• **TO BE DONE**
Give back the full listing verbatim, apart from its images.

Stored entries
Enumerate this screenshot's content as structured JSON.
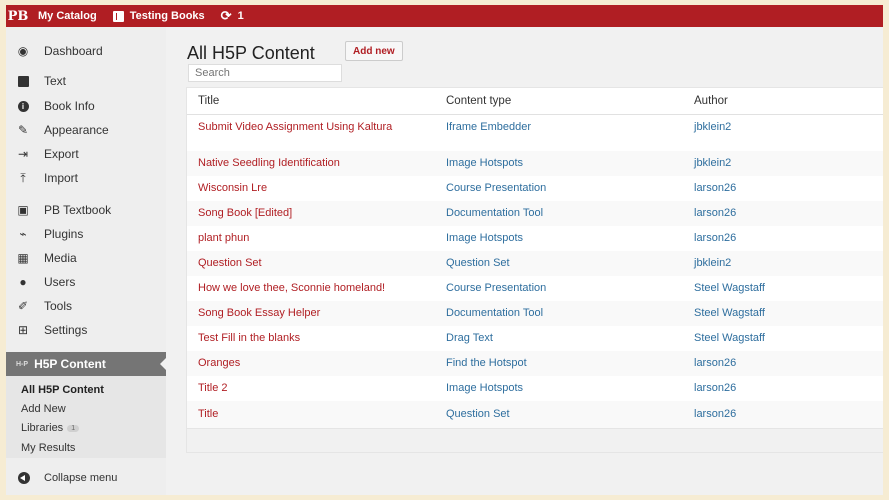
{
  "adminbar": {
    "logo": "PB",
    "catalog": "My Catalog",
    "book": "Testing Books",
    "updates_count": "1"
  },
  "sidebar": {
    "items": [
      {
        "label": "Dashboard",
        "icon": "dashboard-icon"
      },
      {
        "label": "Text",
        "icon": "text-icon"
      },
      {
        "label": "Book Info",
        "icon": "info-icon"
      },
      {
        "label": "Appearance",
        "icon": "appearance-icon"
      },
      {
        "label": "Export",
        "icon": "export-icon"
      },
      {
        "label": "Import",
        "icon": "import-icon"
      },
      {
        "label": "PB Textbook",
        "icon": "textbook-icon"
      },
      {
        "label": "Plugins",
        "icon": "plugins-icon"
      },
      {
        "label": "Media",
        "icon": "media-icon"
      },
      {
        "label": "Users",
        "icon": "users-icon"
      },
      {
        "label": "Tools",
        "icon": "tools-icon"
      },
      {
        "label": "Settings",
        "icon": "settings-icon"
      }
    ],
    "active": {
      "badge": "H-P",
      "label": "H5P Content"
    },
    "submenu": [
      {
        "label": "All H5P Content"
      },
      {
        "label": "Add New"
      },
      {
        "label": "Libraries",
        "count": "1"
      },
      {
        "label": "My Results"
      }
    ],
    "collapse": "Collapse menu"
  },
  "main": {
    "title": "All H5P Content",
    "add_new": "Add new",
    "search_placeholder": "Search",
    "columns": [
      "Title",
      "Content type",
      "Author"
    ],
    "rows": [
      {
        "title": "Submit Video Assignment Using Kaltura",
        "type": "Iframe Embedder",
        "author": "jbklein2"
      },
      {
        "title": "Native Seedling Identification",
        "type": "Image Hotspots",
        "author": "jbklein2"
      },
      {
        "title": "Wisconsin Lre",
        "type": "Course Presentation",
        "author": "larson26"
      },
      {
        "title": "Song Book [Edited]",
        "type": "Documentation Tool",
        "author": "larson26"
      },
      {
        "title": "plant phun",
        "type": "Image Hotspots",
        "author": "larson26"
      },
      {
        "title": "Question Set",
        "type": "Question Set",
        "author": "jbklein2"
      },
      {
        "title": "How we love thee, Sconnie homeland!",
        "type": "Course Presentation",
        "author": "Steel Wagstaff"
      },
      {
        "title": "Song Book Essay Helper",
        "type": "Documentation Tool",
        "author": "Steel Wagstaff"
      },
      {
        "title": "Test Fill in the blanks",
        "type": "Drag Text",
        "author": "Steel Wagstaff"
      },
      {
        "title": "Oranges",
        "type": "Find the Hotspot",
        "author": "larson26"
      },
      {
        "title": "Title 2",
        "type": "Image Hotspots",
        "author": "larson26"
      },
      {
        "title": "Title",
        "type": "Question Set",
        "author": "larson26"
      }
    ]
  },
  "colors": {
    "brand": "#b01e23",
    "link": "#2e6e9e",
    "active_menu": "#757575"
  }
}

• **SOLUTION TO THIS PROBLEM**
Enumerate this screenshot's content as structured JSON.
{
  "adminbar": {
    "logo": "PB",
    "catalog": "My Catalog",
    "book": "Testing Books",
    "updates_count": "1"
  },
  "sidebar": {
    "items": [
      {
        "label": "Dashboard",
        "icon": "dashboard-icon"
      },
      {
        "label": "Text",
        "icon": "text-icon"
      },
      {
        "label": "Book Info",
        "icon": "info-icon"
      },
      {
        "label": "Appearance",
        "icon": "appearance-icon"
      },
      {
        "label": "Export",
        "icon": "export-icon"
      },
      {
        "label": "Import",
        "icon": "import-icon"
      },
      {
        "label": "PB Textbook",
        "icon": "textbook-icon"
      },
      {
        "label": "Plugins",
        "icon": "plugins-icon"
      },
      {
        "label": "Media",
        "icon": "media-icon"
      },
      {
        "label": "Users",
        "icon": "users-icon"
      },
      {
        "label": "Tools",
        "icon": "tools-icon"
      },
      {
        "label": "Settings",
        "icon": "settings-icon"
      }
    ],
    "active": {
      "badge": "H-P",
      "label": "H5P Content"
    },
    "submenu": [
      {
        "label": "All H5P Content"
      },
      {
        "label": "Add New"
      },
      {
        "label": "Libraries",
        "count": "1"
      },
      {
        "label": "My Results"
      }
    ],
    "collapse": "Collapse menu"
  },
  "main": {
    "title": "All H5P Content",
    "add_new": "Add new",
    "search_placeholder": "Search",
    "columns": [
      "Title",
      "Content type",
      "Author"
    ],
    "rows": [
      {
        "title": "Submit Video Assignment Using Kaltura",
        "type": "Iframe Embedder",
        "author": "jbklein2"
      },
      {
        "title": "Native Seedling Identification",
        "type": "Image Hotspots",
        "author": "jbklein2"
      },
      {
        "title": "Wisconsin Lre",
        "type": "Course Presentation",
        "author": "larson26"
      },
      {
        "title": "Song Book [Edited]",
        "type": "Documentation Tool",
        "author": "larson26"
      },
      {
        "title": "plant phun",
        "type": "Image Hotspots",
        "author": "larson26"
      },
      {
        "title": "Question Set",
        "type": "Question Set",
        "author": "jbklein2"
      },
      {
        "title": "How we love thee, Sconnie homeland!",
        "type": "Course Presentation",
        "author": "Steel Wagstaff"
      },
      {
        "title": "Song Book Essay Helper",
        "type": "Documentation Tool",
        "author": "Steel Wagstaff"
      },
      {
        "title": "Test Fill in the blanks",
        "type": "Drag Text",
        "author": "Steel Wagstaff"
      },
      {
        "title": "Oranges",
        "type": "Find the Hotspot",
        "author": "larson26"
      },
      {
        "title": "Title 2",
        "type": "Image Hotspots",
        "author": "larson26"
      },
      {
        "title": "Title",
        "type": "Question Set",
        "author": "larson26"
      }
    ]
  },
  "colors": {
    "brand": "#b01e23",
    "link": "#2e6e9e",
    "active_menu": "#757575"
  }
}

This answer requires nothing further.